(Layout element entries)
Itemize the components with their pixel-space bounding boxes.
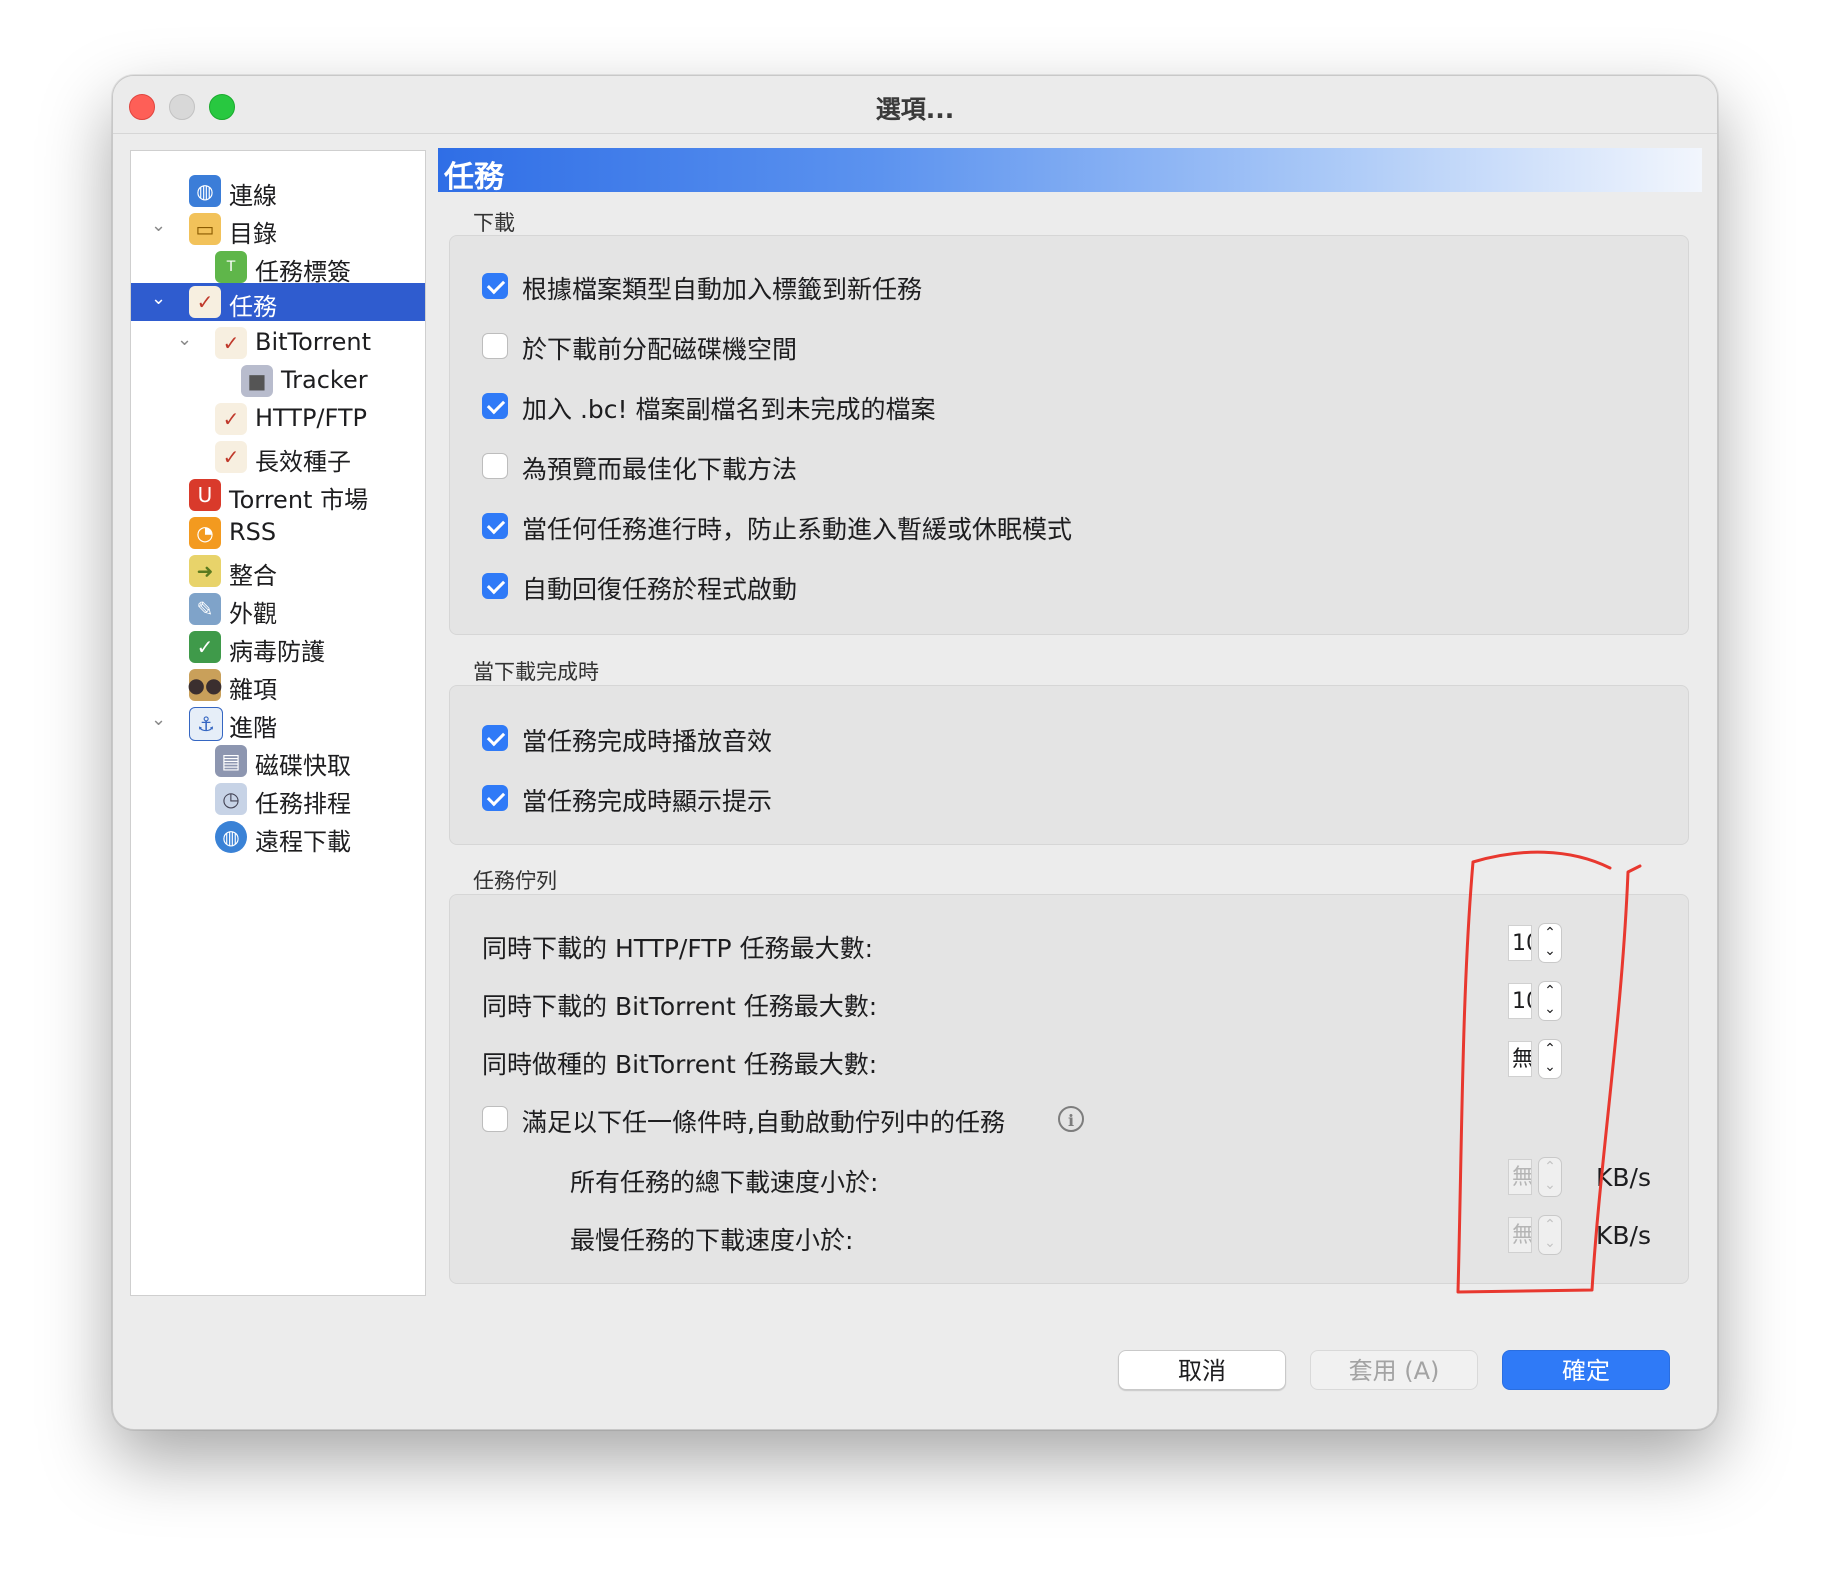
checkbox-label: 加入 .bc! 檔案副檔名到未完成的檔案 (522, 395, 936, 424)
section-title-download: 下載 (473, 211, 515, 235)
tree-item-label: 病毒防護 (229, 638, 325, 666)
max-http-label: 同時下載的 HTTP/FTP 任務最大數: (482, 934, 874, 963)
options-window: 選項... ◍ 連線 ⌄ ▭ 目錄 T 任務標簽 ⌄ ✓ 任務 ⌄ ✓ BitT… (112, 75, 1718, 1430)
chevron-down-icon[interactable]: ⌄ (151, 288, 173, 310)
info-icon[interactable]: i (1058, 1106, 1084, 1132)
chevron-down-icon[interactable]: ⌄ (151, 215, 173, 237)
checkbox-label: 當任務完成時顯示提示 (522, 787, 773, 816)
total-speed-input[interactable]: 無 (1508, 1159, 1532, 1195)
tree-item-label: 整合 (229, 562, 277, 590)
tree-item-label: Tracker (281, 366, 368, 394)
advanced-icon: ⚓ (189, 707, 223, 741)
section-title-queue: 任務佇列 (473, 869, 557, 893)
folder-icon: ▭ (189, 213, 221, 245)
tree-item-label: 進階 (229, 714, 277, 742)
checkbox-label: 當任何任務進行時，防止系動進入暫緩或休眠模式 (522, 515, 1073, 544)
checkbox-label: 自動回復任務於程式啟動 (522, 575, 798, 604)
preview-optimize-checkbox[interactable] (482, 453, 508, 479)
tree-item-label: 任務 (229, 293, 277, 321)
task-clipboard-icon: ✓ (215, 441, 247, 473)
max-seed-input[interactable]: 無 (1508, 1041, 1532, 1077)
tree-item-label: HTTP/FTP (255, 404, 368, 432)
max-bt-stepper[interactable]: ⌃ ⌄ (1538, 981, 1562, 1021)
rss-icon: ◔ (189, 517, 221, 549)
tree-item-label: 目錄 (229, 220, 277, 248)
globe-icon: ◍ (189, 175, 221, 207)
tree-item-label: 連線 (229, 182, 277, 210)
tree-item-label: 外觀 (229, 600, 277, 628)
on-complete-group: 當任務完成時播放音效 當任務完成時顯示提示 (449, 685, 1689, 845)
tree-item-tasks[interactable]: ⌄ ✓ 任務 (131, 283, 425, 321)
queue-group: 同時下載的 HTTP/FTP 任務最大數: 10 ⌃⌄ 同時下載的 BitTor… (449, 894, 1689, 1284)
tag-icon: T (215, 251, 247, 283)
task-clipboard-icon: ✓ (215, 327, 247, 359)
clock-icon: ◷ (215, 783, 247, 815)
magnet-icon: U (189, 479, 221, 511)
slowest-speed-input[interactable]: 無 (1508, 1217, 1532, 1253)
checkbox-label: 於下載前分配磁碟機空間 (522, 335, 798, 364)
total-speed-stepper[interactable]: ⌃ ⌄ (1538, 1157, 1562, 1197)
integration-icon: ➜ (189, 555, 221, 587)
checkbox-label: 為預覽而最佳化下載方法 (522, 455, 798, 484)
tree-item-label: 磁碟快取 (255, 752, 351, 780)
tree-item-label: 任務排程 (255, 790, 351, 818)
tree-item-label: 長效種子 (255, 448, 351, 476)
tree-item-label: 任務標簽 (255, 258, 351, 286)
total-speed-unit: KB/s (1596, 1163, 1651, 1192)
slowest-speed-stepper[interactable]: ⌃ ⌄ (1538, 1215, 1562, 1255)
shield-icon: ✓ (189, 631, 221, 663)
auto-tag-checkbox[interactable] (482, 273, 508, 299)
checkbox-label: 當任務完成時播放音效 (522, 727, 773, 756)
download-options-group: 根據檔案類型自動加入標籤到新任務 於下載前分配磁碟機空間 加入 .bc! 檔案副… (449, 235, 1689, 635)
max-seed-stepper[interactable]: ⌃ ⌄ (1538, 1039, 1562, 1079)
page-title: 任務 (444, 160, 504, 195)
tree-item-label: 遠程下載 (255, 828, 351, 856)
chevron-down-icon[interactable]: ⌄ (177, 329, 199, 351)
checkbox-label: 滿足以下任一條件時,自動啟動佇列中的任務 (522, 1108, 1005, 1137)
appearance-icon: ✎ (189, 593, 221, 625)
disk-icon: ▤ (215, 745, 247, 777)
max-bt-input[interactable]: 10 (1508, 983, 1532, 1019)
cube-icon: ■ (241, 365, 273, 397)
checkbox-label: 根據檔案類型自動加入標籤到新任務 (522, 275, 923, 304)
window-title: 選項... (875, 95, 955, 124)
max-http-input[interactable]: 10 (1508, 925, 1532, 961)
tree-item-remote-download[interactable]: ◍ 遠程下載 (131, 815, 425, 859)
slowest-speed-unit: KB/s (1596, 1221, 1651, 1250)
options-tree[interactable]: ◍ 連線 ⌄ ▭ 目錄 T 任務標簽 ⌄ ✓ 任務 ⌄ ✓ BitTorrent… (130, 150, 426, 1296)
cancel-button[interactable]: 取消 (1118, 1350, 1286, 1390)
show-notification-checkbox[interactable] (482, 785, 508, 811)
tree-item-label: BitTorrent (255, 328, 371, 356)
apply-button[interactable]: 套用 (A) (1310, 1350, 1478, 1390)
task-clipboard-icon: ✓ (215, 403, 247, 435)
people-icon: ●● (188, 669, 222, 701)
bc-extension-checkbox[interactable] (482, 393, 508, 419)
auto-start-queue-checkbox[interactable] (482, 1106, 508, 1132)
ok-button[interactable]: 確定 (1502, 1350, 1670, 1390)
task-clipboard-icon: ✓ (189, 286, 221, 318)
tree-item-label: 雜項 (229, 676, 277, 704)
remote-globe-icon: ◍ (215, 821, 247, 853)
auto-resume-checkbox[interactable] (482, 573, 508, 599)
play-sound-checkbox[interactable] (482, 725, 508, 751)
max-http-stepper[interactable]: ⌃ ⌄ (1538, 923, 1562, 963)
max-seed-label: 同時做種的 BitTorrent 任務最大數: (482, 1050, 878, 1079)
tree-item-label: Torrent 市場 (229, 486, 369, 514)
tree-item-label: RSS (229, 518, 277, 546)
max-bt-label: 同時下載的 BitTorrent 任務最大數: (482, 992, 878, 1021)
slowest-speed-label: 最慢任務的下載速度小於: (570, 1226, 854, 1255)
chevron-down-icon[interactable]: ⌄ (151, 709, 173, 731)
title-bar[interactable]: 選項... (113, 76, 1717, 134)
prevent-sleep-checkbox[interactable] (482, 513, 508, 539)
section-title-on-complete: 當下載完成時 (473, 660, 599, 684)
preallocate-checkbox[interactable] (482, 333, 508, 359)
total-speed-label: 所有任務的總下載速度小於: (570, 1168, 879, 1197)
page-header: 任務 (438, 148, 1702, 195)
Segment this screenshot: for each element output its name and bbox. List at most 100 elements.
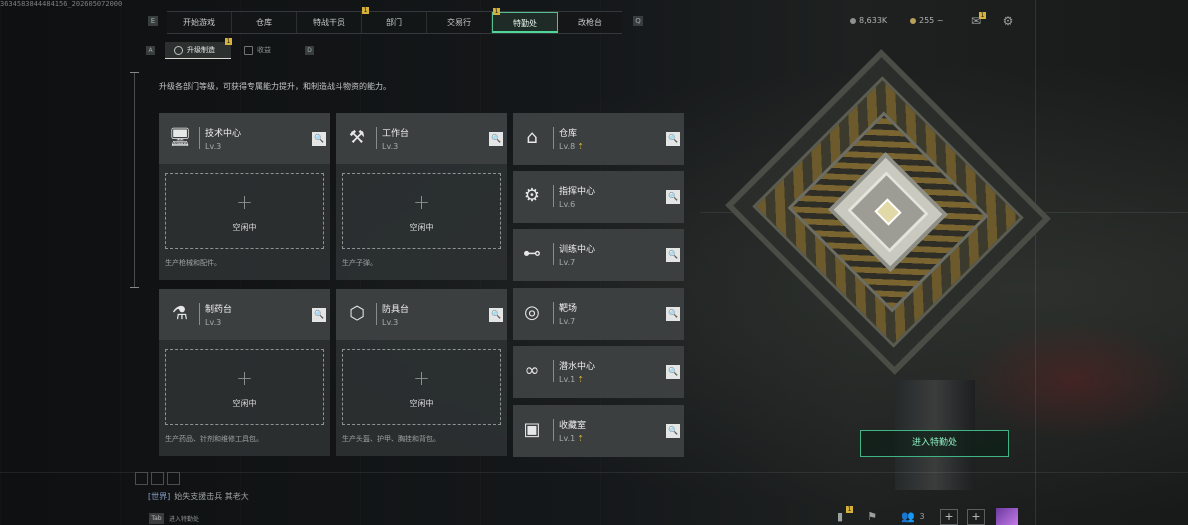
add-party-button[interactable]: +	[940, 509, 958, 525]
nav-prev-key[interactable]: E	[148, 16, 158, 26]
facility-level: Lv.1 ⇡	[559, 434, 584, 443]
facility-name: 靶场	[559, 304, 578, 314]
facility-name: 训练中心	[559, 245, 596, 255]
divider	[553, 185, 554, 207]
slot-status: 空闲中	[232, 399, 257, 408]
tab-departments[interactable]: 1 部门	[362, 7, 427, 33]
facility-name: 指挥中心	[559, 187, 596, 197]
facility-storage[interactable]: ⌂ 仓库 Lv.8 ⇡ 🔍	[513, 113, 684, 165]
subtab-next-key[interactable]: D	[305, 45, 314, 55]
tools-icon: ⚒	[348, 127, 366, 148]
slot-status: 空闲中	[232, 223, 257, 232]
search-icon[interactable]: 🔍	[489, 308, 503, 322]
production-slot[interactable]: + 空闲中	[342, 173, 501, 249]
frame-line	[134, 72, 135, 287]
search-icon[interactable]: 🔍	[312, 308, 326, 322]
production-slot[interactable]: + 空闲中	[342, 349, 501, 425]
chat-message: [世界] 始失支援击兵 其老大	[148, 491, 249, 502]
ticket-display[interactable]: 255 ~	[910, 16, 944, 25]
facility-training-center[interactable]: ⊷ 训练中心 Lv.7 🔍	[513, 229, 684, 281]
production-slot[interactable]: + 空闲中	[165, 349, 324, 425]
background-red-light	[960, 320, 1188, 440]
tab-trade[interactable]: 交易行	[427, 12, 492, 33]
workbench-description: 生产子弹。	[342, 259, 377, 267]
special-ops-cube	[725, 49, 1051, 375]
workbench-description: 生产头盔、护甲、胸挂和背包。	[342, 435, 440, 443]
avatar[interactable]	[996, 508, 1018, 525]
facility-diving-center[interactable]: ∞ 潜水中心 Lv.1 ⇡ 🔍	[513, 346, 684, 398]
workbench-header[interactable]: ⚗ 制药台 Lv.3 🔍	[159, 289, 330, 340]
subtab-prev-key[interactable]: A	[146, 45, 155, 55]
production-slot[interactable]: + 空闲中	[165, 173, 324, 249]
search-icon[interactable]: 🔍	[666, 190, 680, 204]
chat-tab-button[interactable]	[167, 472, 180, 485]
workbench-name: 技术中心	[205, 129, 242, 139]
tab-operators[interactable]: 特战干员	[297, 12, 362, 33]
goggles-icon: ∞	[524, 360, 540, 381]
facility-shooting-range[interactable]: ◎ 靶场 Lv.7 🔍	[513, 288, 684, 340]
build-tag: 3634583844484156_202605072000	[0, 0, 123, 8]
facility-level: Lv.7	[559, 317, 576, 326]
frame-tick	[130, 72, 139, 73]
microscope-icon: ⚗	[171, 303, 189, 324]
slot-status: 空闲中	[409, 223, 434, 232]
nav-next-key[interactable]: Q	[633, 16, 643, 26]
gear-icon[interactable]: ⚙	[1000, 13, 1016, 29]
search-icon[interactable]: 🔍	[666, 132, 680, 146]
facility-command-center[interactable]: ⚙ 指挥中心 Lv.6 🔍	[513, 171, 684, 223]
add-party-button[interactable]: +	[967, 509, 985, 525]
search-icon[interactable]: 🔍	[666, 424, 680, 438]
search-icon[interactable]: 🔍	[666, 365, 680, 379]
divider	[553, 302, 554, 324]
signal-icon[interactable]: ▮ 1	[832, 506, 853, 525]
facility-level: Lv.6	[559, 200, 576, 209]
tab-storage[interactable]: 仓库	[232, 12, 297, 33]
notification-badge: 1	[362, 7, 369, 14]
currency-display[interactable]: 8,633K	[850, 16, 887, 25]
workbench-card-pharmacy: ⚗ 制药台 Lv.3 🔍 + 空闲中 生产药品、针剂和维修工具包。	[159, 289, 330, 456]
slot-status: 空闲中	[409, 399, 434, 408]
subtab-income[interactable]: 收益	[235, 42, 301, 59]
notification-badge: 1	[225, 37, 232, 45]
chat-channel: [世界]	[148, 492, 171, 501]
divider	[376, 127, 377, 149]
crosshair-vertical	[1035, 0, 1036, 525]
workbench-description: 生产枪械和配件。	[165, 259, 221, 267]
workbench-card-workbench: ⚒ 工作台 Lv.3 🔍 + 空闲中 生产子弹。	[336, 113, 507, 280]
tab-key-icon: Tab	[149, 513, 164, 524]
chat-tab-button[interactable]	[135, 472, 148, 485]
mail-icon[interactable]: ✉ 1	[968, 12, 986, 29]
search-icon[interactable]: 🔍	[666, 248, 680, 262]
storage-icon: ⌂	[526, 127, 538, 148]
workbench-description: 生产药品、针剂和维修工具包。	[165, 435, 263, 443]
chat-tab-button[interactable]	[151, 472, 164, 485]
tab-special-ops[interactable]: 1 特勤处	[492, 8, 558, 33]
upgrade-icon: ⇡	[577, 375, 584, 384]
tab-start-game[interactable]: 开始游戏	[167, 12, 232, 33]
search-icon[interactable]: 🔍	[312, 132, 326, 146]
divider	[199, 303, 200, 325]
flag-icon[interactable]: ⚑	[864, 509, 880, 525]
dumbbell-icon: ⊷	[523, 243, 541, 264]
facility-level: Lv.1 ⇡	[559, 375, 584, 384]
enter-special-ops-button[interactable]: 进入特勤处	[860, 430, 1009, 457]
workbench-header[interactable]: ⬡ 防具台 Lv.3 🔍	[336, 289, 507, 340]
chat-hint[interactable]: Tab 进入特勤处	[149, 512, 199, 525]
facility-level: Lv.7	[559, 258, 576, 267]
plus-icon: +	[413, 190, 430, 214]
subtab-upgrade-craft[interactable]: 升级制造 1	[165, 37, 232, 59]
workbench-card-tech-center: 🖥 技术中心 Lv.3 🔍 + 空闲中 生产枪械和配件。	[159, 113, 330, 280]
divider	[553, 127, 554, 149]
monitor-icon: 🖥	[168, 127, 192, 148]
facility-name: 潜水中心	[559, 362, 596, 372]
workbench-header[interactable]: 🖥 技术中心 Lv.3 🔍	[159, 113, 330, 164]
workbench-level: Lv.3	[205, 318, 222, 327]
ticket-icon	[910, 17, 916, 24]
facility-name: 仓库	[559, 129, 578, 139]
tab-gunsmith[interactable]: 改枪台	[558, 12, 622, 33]
workbench-header[interactable]: ⚒ 工作台 Lv.3 🔍	[336, 113, 507, 164]
search-icon[interactable]: 🔍	[666, 307, 680, 321]
search-icon[interactable]: 🔍	[489, 132, 503, 146]
income-icon	[244, 45, 253, 55]
facility-collection-room[interactable]: ▣ 收藏室 Lv.1 ⇡ 🔍	[513, 405, 684, 457]
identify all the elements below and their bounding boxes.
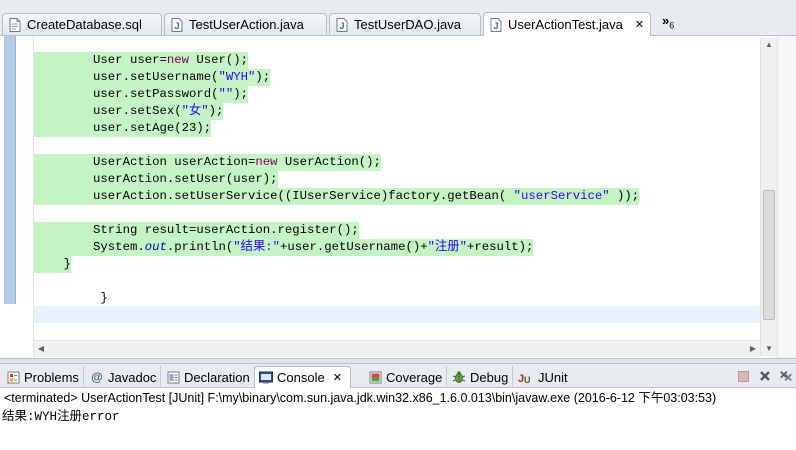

▶ [SHORT PROBLEM] Copy out, line for line and unchanged, the part that opens with the line containing "checkbox-label: 加入 .bc!" and closes with the line containing "clock-icon: ◷ (215, 783, 247, 815)", including both of those lines.

▶ [EXPECTED ANSWER]
checkbox-label: 加入 .bc! 檔案副檔名到未完成的檔案 (522, 395, 936, 424)
section-title-download: 下載 (473, 211, 515, 235)
tree-item-label: 病毒防護 (229, 638, 325, 666)
max-http-label: 同時下載的 HTTP/FTP 任務最大數: (482, 934, 874, 963)
options-window: 選項... ◍ 連線 ⌄ ▭ 目錄 T 任務標簽 ⌄ ✓ 任務 ⌄ ✓ BitT… (112, 75, 1718, 1430)
chevron-down-icon[interactable]: ⌄ (151, 288, 173, 310)
info-icon[interactable]: i (1058, 1106, 1084, 1132)
chevron-down-icon[interactable]: ⌄ (151, 215, 173, 237)
checkbox-label: 當任務完成時顯示提示 (522, 787, 773, 816)
total-speed-input[interactable]: 無 (1508, 1159, 1532, 1195)
tree-item-label: 整合 (229, 562, 277, 590)
tree-item-label: Tracker (281, 366, 368, 394)
advanced-icon: ⚓ (189, 707, 223, 741)
section-title-queue: 任務佇列 (473, 869, 557, 893)
folder-icon: ▭ (189, 213, 221, 245)
tree-item-label: 進階 (229, 714, 277, 742)
checkbox-label: 當任何任務進行時，防止系動進入暫緩或休眠模式 (522, 515, 1073, 544)
checkbox-label: 自動回復任務於程式啟動 (522, 575, 798, 604)
preview-optimize-checkbox[interactable] (482, 453, 508, 479)
tree-item-label: 任務 (229, 293, 277, 321)
task-clipboard-icon: ✓ (215, 441, 247, 473)
max-seed-input[interactable]: 無 (1508, 1041, 1532, 1077)
tree-item-label: HTTP/FTP (255, 404, 368, 432)
max-bt-stepper[interactable]: ⌃ ⌄ (1538, 981, 1562, 1021)
rss-icon: ◔ (189, 517, 221, 549)
tree-item-label: 目錄 (229, 220, 277, 248)
globe-icon: ◍ (189, 175, 221, 207)
tree-item-label: 連線 (229, 182, 277, 210)
tree-item-label: 外觀 (229, 600, 277, 628)
on-complete-group: 當任務完成時播放音效 當任務完成時顯示提示 (449, 685, 1689, 845)
tree-item-tasks[interactable]: ⌄ ✓ 任務 (131, 283, 425, 321)
queue-group: 同時下載的 HTTP/FTP 任務最大數: 10 ⌃⌄ 同時下載的 BitTor… (449, 894, 1689, 1284)
tag-icon: T (215, 251, 247, 283)
task-clipboard-icon: ✓ (215, 327, 247, 359)
clock-icon: ◷ (215, 783, 247, 815)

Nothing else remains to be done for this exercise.